[Begin]

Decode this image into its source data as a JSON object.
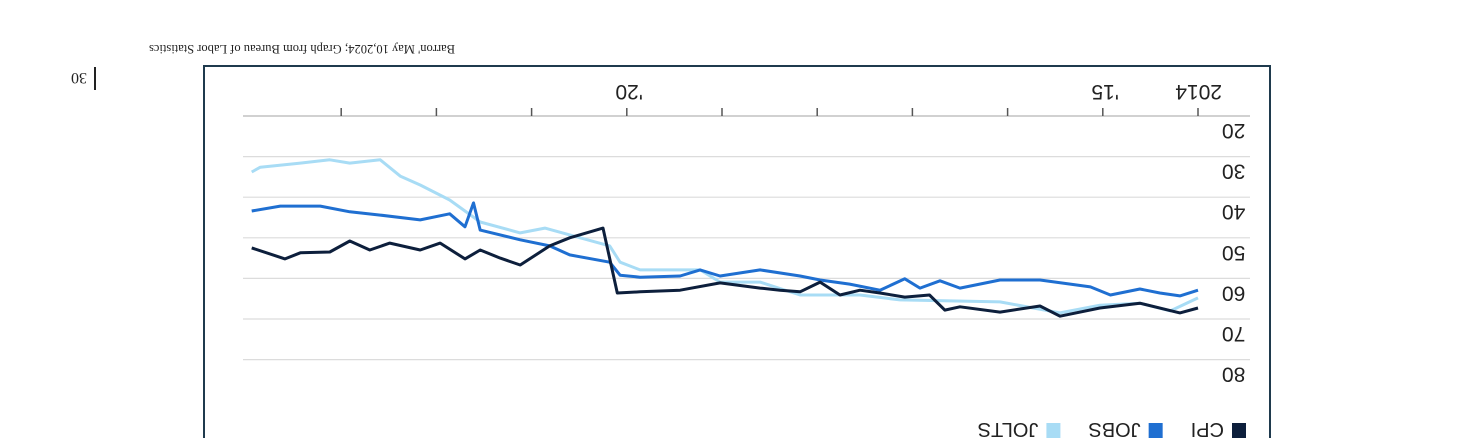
{
  "caption": "Barron' May 10,2024; Graph from Bureau of Labor Statistics",
  "page_number": "30",
  "chart_data": {
    "type": "line",
    "title": "",
    "xlabel": "",
    "ylabel": "",
    "xlim": [
      2014,
      2024
    ],
    "ylim": [
      20,
      80
    ],
    "yticks": [
      20,
      30,
      40,
      50,
      60,
      70,
      80
    ],
    "xtick_years": [
      2014,
      2015,
      2016,
      2017,
      2018,
      2019,
      2020,
      2021,
      2022,
      2023
    ],
    "xtick_labels": {
      "2014": "2014",
      "2015": "'15",
      "2020": "'20"
    },
    "grid": "horizontal",
    "legend_placement": "top-left",
    "series": [
      {
        "name": "CPI",
        "color": "#0d1f3c",
        "points": [
          [
            2014.0,
            67.3
          ],
          [
            2014.19,
            68.5
          ],
          [
            2014.61,
            66.1
          ],
          [
            2015.03,
            67.3
          ],
          [
            2015.45,
            69.3
          ],
          [
            2015.66,
            66.8
          ],
          [
            2016.08,
            68.3
          ],
          [
            2016.5,
            67.0
          ],
          [
            2016.66,
            67.8
          ],
          [
            2016.82,
            64.1
          ],
          [
            2017.08,
            64.6
          ],
          [
            2017.34,
            63.6
          ],
          [
            2017.55,
            62.9
          ],
          [
            2017.76,
            64.1
          ],
          [
            2017.97,
            60.9
          ],
          [
            2018.18,
            63.3
          ],
          [
            2018.39,
            62.9
          ],
          [
            2018.6,
            62.4
          ],
          [
            2019.02,
            61.1
          ],
          [
            2019.44,
            62.9
          ],
          [
            2019.86,
            63.3
          ],
          [
            2020.1,
            63.6
          ],
          [
            2020.25,
            47.6
          ],
          [
            2020.6,
            50.0
          ],
          [
            2020.81,
            52.0
          ],
          [
            2021.12,
            56.7
          ],
          [
            2021.33,
            55.0
          ],
          [
            2021.54,
            53.0
          ],
          [
            2021.7,
            55.2
          ],
          [
            2021.96,
            51.3
          ],
          [
            2022.17,
            53.0
          ],
          [
            2022.49,
            51.3
          ],
          [
            2022.7,
            53.0
          ],
          [
            2022.91,
            50.8
          ],
          [
            2023.12,
            53.5
          ],
          [
            2023.43,
            53.7
          ],
          [
            2023.59,
            55.2
          ],
          [
            2023.94,
            52.5
          ]
        ]
      },
      {
        "name": "JOBS",
        "color": "#1f6fd1",
        "points": [
          [
            2014.0,
            62.9
          ],
          [
            2014.19,
            64.3
          ],
          [
            2014.4,
            63.6
          ],
          [
            2014.61,
            62.6
          ],
          [
            2014.92,
            64.1
          ],
          [
            2015.13,
            62.1
          ],
          [
            2015.66,
            60.4
          ],
          [
            2016.08,
            60.4
          ],
          [
            2016.5,
            62.4
          ],
          [
            2016.71,
            60.6
          ],
          [
            2016.92,
            62.4
          ],
          [
            2017.08,
            60.1
          ],
          [
            2017.34,
            62.9
          ],
          [
            2017.66,
            61.4
          ],
          [
            2017.97,
            60.4
          ],
          [
            2018.18,
            59.4
          ],
          [
            2018.6,
            57.9
          ],
          [
            2019.02,
            59.4
          ],
          [
            2019.23,
            57.9
          ],
          [
            2019.44,
            59.4
          ],
          [
            2019.86,
            59.7
          ],
          [
            2020.07,
            59.2
          ],
          [
            2020.18,
            56.0
          ],
          [
            2020.6,
            54.2
          ],
          [
            2020.81,
            52.0
          ],
          [
            2021.12,
            50.5
          ],
          [
            2021.54,
            48.1
          ],
          [
            2021.61,
            41.4
          ],
          [
            2021.7,
            47.3
          ],
          [
            2021.86,
            44.1
          ],
          [
            2022.17,
            45.6
          ],
          [
            2022.59,
            44.4
          ],
          [
            2022.91,
            43.6
          ],
          [
            2023.22,
            42.2
          ],
          [
            2023.64,
            42.2
          ],
          [
            2023.94,
            43.4
          ]
        ]
      },
      {
        "name": "JOLTS",
        "color": "#a8dcf5",
        "points": [
          [
            2014.0,
            64.8
          ],
          [
            2014.29,
            68.0
          ],
          [
            2014.61,
            66.1
          ],
          [
            2015.03,
            66.6
          ],
          [
            2015.45,
            68.5
          ],
          [
            2016.08,
            65.8
          ],
          [
            2017.13,
            65.3
          ],
          [
            2017.55,
            64.1
          ],
          [
            2018.18,
            64.1
          ],
          [
            2018.6,
            60.9
          ],
          [
            2019.02,
            60.9
          ],
          [
            2019.23,
            57.9
          ],
          [
            2019.86,
            57.9
          ],
          [
            2020.07,
            56.0
          ],
          [
            2020.18,
            52.0
          ],
          [
            2020.49,
            50.0
          ],
          [
            2020.86,
            47.6
          ],
          [
            2021.12,
            48.8
          ],
          [
            2021.54,
            46.1
          ],
          [
            2021.86,
            40.7
          ],
          [
            2022.17,
            37.0
          ],
          [
            2022.38,
            34.8
          ],
          [
            2022.59,
            30.8
          ],
          [
            2022.91,
            31.6
          ],
          [
            2023.12,
            30.8
          ],
          [
            2023.43,
            31.6
          ],
          [
            2023.85,
            32.6
          ],
          [
            2023.94,
            33.8
          ]
        ]
      }
    ]
  }
}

[End]

THE EXERCISE: Reproduce the entries above exactly. Do not include the images.

ANSWER IN FULL:
Decode this image into its source data as a JSON object.
{
  "caption": "Barron' May 10,2024; Graph from Bureau of Labor Statistics",
  "page_number": "30",
  "chart_data": {
    "type": "line",
    "title": "",
    "xlabel": "",
    "ylabel": "",
    "xlim": [
      2014,
      2024
    ],
    "ylim": [
      20,
      80
    ],
    "yticks": [
      20,
      30,
      40,
      50,
      60,
      70,
      80
    ],
    "xtick_years": [
      2014,
      2015,
      2016,
      2017,
      2018,
      2019,
      2020,
      2021,
      2022,
      2023
    ],
    "xtick_labels": {
      "2014": "2014",
      "2015": "'15",
      "2020": "'20"
    },
    "grid": "horizontal",
    "legend_placement": "top-left",
    "series": [
      {
        "name": "CPI",
        "color": "#0d1f3c",
        "points": [
          [
            2014.0,
            67.3
          ],
          [
            2014.19,
            68.5
          ],
          [
            2014.61,
            66.1
          ],
          [
            2015.03,
            67.3
          ],
          [
            2015.45,
            69.3
          ],
          [
            2015.66,
            66.8
          ],
          [
            2016.08,
            68.3
          ],
          [
            2016.5,
            67.0
          ],
          [
            2016.66,
            67.8
          ],
          [
            2016.82,
            64.1
          ],
          [
            2017.08,
            64.6
          ],
          [
            2017.34,
            63.6
          ],
          [
            2017.55,
            62.9
          ],
          [
            2017.76,
            64.1
          ],
          [
            2017.97,
            60.9
          ],
          [
            2018.18,
            63.3
          ],
          [
            2018.39,
            62.9
          ],
          [
            2018.6,
            62.4
          ],
          [
            2019.02,
            61.1
          ],
          [
            2019.44,
            62.9
          ],
          [
            2019.86,
            63.3
          ],
          [
            2020.1,
            63.6
          ],
          [
            2020.25,
            47.6
          ],
          [
            2020.6,
            50.0
          ],
          [
            2020.81,
            52.0
          ],
          [
            2021.12,
            56.7
          ],
          [
            2021.33,
            55.0
          ],
          [
            2021.54,
            53.0
          ],
          [
            2021.7,
            55.2
          ],
          [
            2021.96,
            51.3
          ],
          [
            2022.17,
            53.0
          ],
          [
            2022.49,
            51.3
          ],
          [
            2022.7,
            53.0
          ],
          [
            2022.91,
            50.8
          ],
          [
            2023.12,
            53.5
          ],
          [
            2023.43,
            53.7
          ],
          [
            2023.59,
            55.2
          ],
          [
            2023.94,
            52.5
          ]
        ]
      },
      {
        "name": "JOBS",
        "color": "#1f6fd1",
        "points": [
          [
            2014.0,
            62.9
          ],
          [
            2014.19,
            64.3
          ],
          [
            2014.4,
            63.6
          ],
          [
            2014.61,
            62.6
          ],
          [
            2014.92,
            64.1
          ],
          [
            2015.13,
            62.1
          ],
          [
            2015.66,
            60.4
          ],
          [
            2016.08,
            60.4
          ],
          [
            2016.5,
            62.4
          ],
          [
            2016.71,
            60.6
          ],
          [
            2016.92,
            62.4
          ],
          [
            2017.08,
            60.1
          ],
          [
            2017.34,
            62.9
          ],
          [
            2017.66,
            61.4
          ],
          [
            2017.97,
            60.4
          ],
          [
            2018.18,
            59.4
          ],
          [
            2018.6,
            57.9
          ],
          [
            2019.02,
            59.4
          ],
          [
            2019.23,
            57.9
          ],
          [
            2019.44,
            59.4
          ],
          [
            2019.86,
            59.7
          ],
          [
            2020.07,
            59.2
          ],
          [
            2020.18,
            56.0
          ],
          [
            2020.6,
            54.2
          ],
          [
            2020.81,
            52.0
          ],
          [
            2021.12,
            50.5
          ],
          [
            2021.54,
            48.1
          ],
          [
            2021.61,
            41.4
          ],
          [
            2021.7,
            47.3
          ],
          [
            2021.86,
            44.1
          ],
          [
            2022.17,
            45.6
          ],
          [
            2022.59,
            44.4
          ],
          [
            2022.91,
            43.6
          ],
          [
            2023.22,
            42.2
          ],
          [
            2023.64,
            42.2
          ],
          [
            2023.94,
            43.4
          ]
        ]
      },
      {
        "name": "JOLTS",
        "color": "#a8dcf5",
        "points": [
          [
            2014.0,
            64.8
          ],
          [
            2014.29,
            68.0
          ],
          [
            2014.61,
            66.1
          ],
          [
            2015.03,
            66.6
          ],
          [
            2015.45,
            68.5
          ],
          [
            2016.08,
            65.8
          ],
          [
            2017.13,
            65.3
          ],
          [
            2017.55,
            64.1
          ],
          [
            2018.18,
            64.1
          ],
          [
            2018.6,
            60.9
          ],
          [
            2019.02,
            60.9
          ],
          [
            2019.23,
            57.9
          ],
          [
            2019.86,
            57.9
          ],
          [
            2020.07,
            56.0
          ],
          [
            2020.18,
            52.0
          ],
          [
            2020.49,
            50.0
          ],
          [
            2020.86,
            47.6
          ],
          [
            2021.12,
            48.8
          ],
          [
            2021.54,
            46.1
          ],
          [
            2021.86,
            40.7
          ],
          [
            2022.17,
            37.0
          ],
          [
            2022.38,
            34.8
          ],
          [
            2022.59,
            30.8
          ],
          [
            2022.91,
            31.6
          ],
          [
            2023.12,
            30.8
          ],
          [
            2023.43,
            31.6
          ],
          [
            2023.85,
            32.6
          ],
          [
            2023.94,
            33.8
          ]
        ]
      }
    ]
  }
}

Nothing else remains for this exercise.